*Problem statement*
Determine how many lines in the data below contain "五位一体" and write only that number.

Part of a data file
────────────────────────────────────────

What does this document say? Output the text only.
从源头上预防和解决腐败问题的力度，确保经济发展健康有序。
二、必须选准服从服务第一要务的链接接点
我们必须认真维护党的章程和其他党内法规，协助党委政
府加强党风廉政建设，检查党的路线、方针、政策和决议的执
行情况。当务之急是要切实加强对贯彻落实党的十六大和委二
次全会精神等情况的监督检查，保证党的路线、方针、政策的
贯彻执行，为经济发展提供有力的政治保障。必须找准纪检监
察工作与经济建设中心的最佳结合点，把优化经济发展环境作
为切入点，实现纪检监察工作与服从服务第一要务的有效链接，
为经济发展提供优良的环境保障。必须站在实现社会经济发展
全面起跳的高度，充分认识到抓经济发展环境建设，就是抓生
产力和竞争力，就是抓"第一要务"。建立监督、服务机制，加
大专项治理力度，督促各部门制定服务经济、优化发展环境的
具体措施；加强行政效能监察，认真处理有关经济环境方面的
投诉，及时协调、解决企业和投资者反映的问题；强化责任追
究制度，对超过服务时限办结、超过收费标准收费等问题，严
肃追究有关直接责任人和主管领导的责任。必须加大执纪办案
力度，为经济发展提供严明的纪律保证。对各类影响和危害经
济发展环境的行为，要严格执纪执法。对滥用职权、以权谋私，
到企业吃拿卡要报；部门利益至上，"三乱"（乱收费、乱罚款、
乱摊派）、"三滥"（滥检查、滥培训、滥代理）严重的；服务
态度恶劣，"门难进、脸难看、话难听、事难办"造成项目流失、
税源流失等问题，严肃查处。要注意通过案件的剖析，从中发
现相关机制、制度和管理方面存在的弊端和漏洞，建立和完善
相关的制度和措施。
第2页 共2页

────────────────────────────────────────

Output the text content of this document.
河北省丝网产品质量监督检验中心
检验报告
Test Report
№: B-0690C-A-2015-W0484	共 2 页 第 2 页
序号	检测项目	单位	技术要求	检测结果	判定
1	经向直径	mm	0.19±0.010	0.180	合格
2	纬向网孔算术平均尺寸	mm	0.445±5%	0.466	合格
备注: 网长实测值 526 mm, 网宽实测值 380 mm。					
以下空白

────────────────────────────────────────

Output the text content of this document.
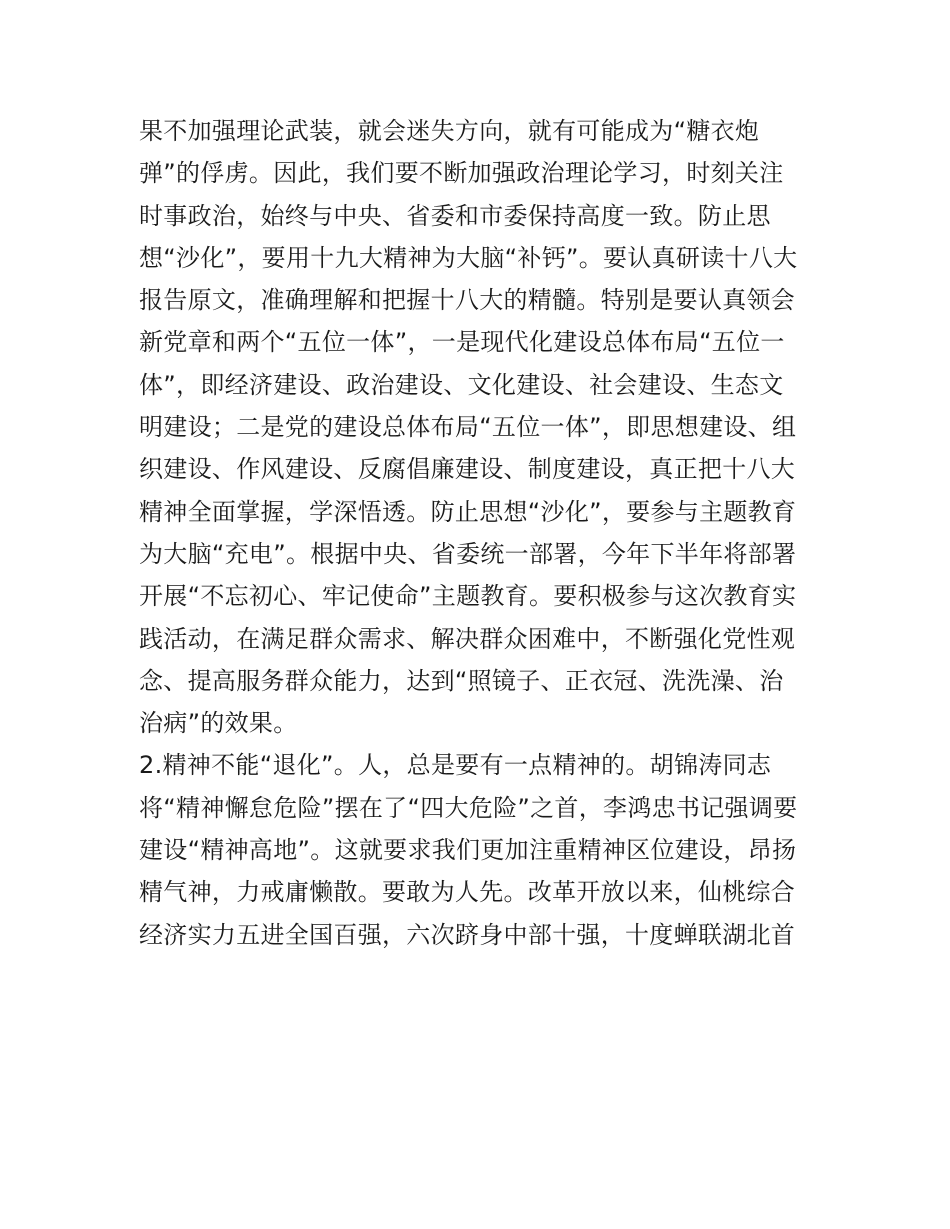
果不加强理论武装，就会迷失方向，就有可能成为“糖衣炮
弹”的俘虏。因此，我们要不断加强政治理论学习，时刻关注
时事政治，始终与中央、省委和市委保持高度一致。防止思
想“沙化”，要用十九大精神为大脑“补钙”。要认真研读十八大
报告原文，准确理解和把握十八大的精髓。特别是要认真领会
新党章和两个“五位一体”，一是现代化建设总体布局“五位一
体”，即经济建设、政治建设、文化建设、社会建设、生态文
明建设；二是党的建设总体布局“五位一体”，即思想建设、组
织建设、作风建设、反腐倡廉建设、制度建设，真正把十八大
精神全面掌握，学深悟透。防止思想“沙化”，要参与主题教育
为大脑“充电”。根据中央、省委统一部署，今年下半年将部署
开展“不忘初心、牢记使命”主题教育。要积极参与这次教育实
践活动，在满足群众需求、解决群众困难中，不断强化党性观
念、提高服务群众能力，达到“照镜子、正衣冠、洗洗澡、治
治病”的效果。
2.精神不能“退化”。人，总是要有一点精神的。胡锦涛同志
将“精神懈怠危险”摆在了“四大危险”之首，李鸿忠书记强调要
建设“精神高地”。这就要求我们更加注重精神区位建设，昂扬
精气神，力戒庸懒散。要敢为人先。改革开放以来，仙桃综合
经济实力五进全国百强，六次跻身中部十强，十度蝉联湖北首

────────────────────────────────────────

*Finished exercise*
2